— Entries provided —
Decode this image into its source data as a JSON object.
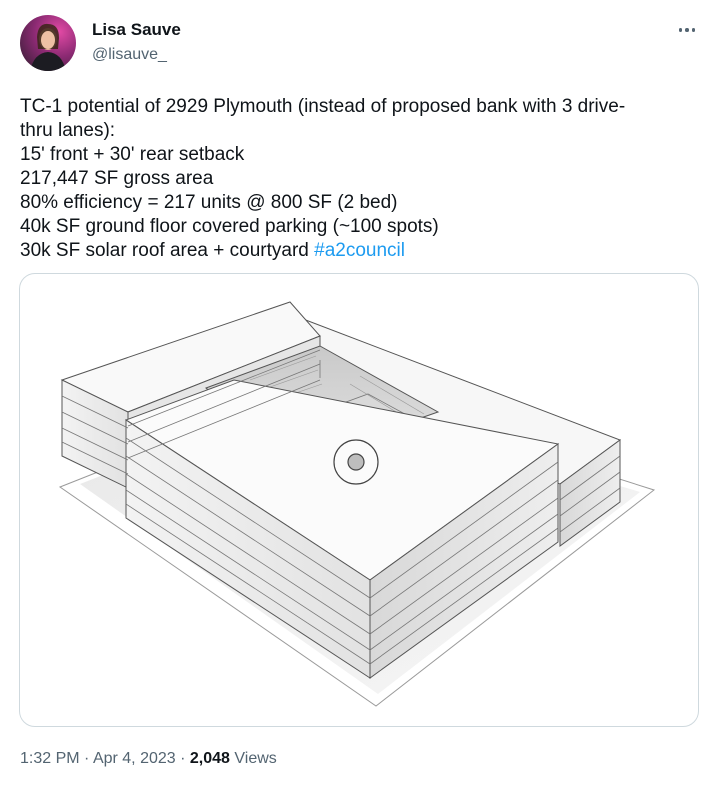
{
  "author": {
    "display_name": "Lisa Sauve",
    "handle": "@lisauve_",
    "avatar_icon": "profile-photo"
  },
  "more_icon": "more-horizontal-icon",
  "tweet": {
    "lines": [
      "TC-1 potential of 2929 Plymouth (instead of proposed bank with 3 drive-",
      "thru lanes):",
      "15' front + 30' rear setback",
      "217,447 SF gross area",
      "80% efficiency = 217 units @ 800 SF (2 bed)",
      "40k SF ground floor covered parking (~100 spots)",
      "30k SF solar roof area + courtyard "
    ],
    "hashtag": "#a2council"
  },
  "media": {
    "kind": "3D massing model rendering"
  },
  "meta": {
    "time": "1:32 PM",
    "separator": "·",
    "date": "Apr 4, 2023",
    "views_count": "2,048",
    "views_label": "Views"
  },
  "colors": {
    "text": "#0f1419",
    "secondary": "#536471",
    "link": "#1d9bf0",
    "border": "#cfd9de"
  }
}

— Given task —
Check each line above for the word "area", and copy the lines where it appears.

— Output of the exercise —
      "217,447 SF gross area",
      "30k SF solar roof area + courtyard "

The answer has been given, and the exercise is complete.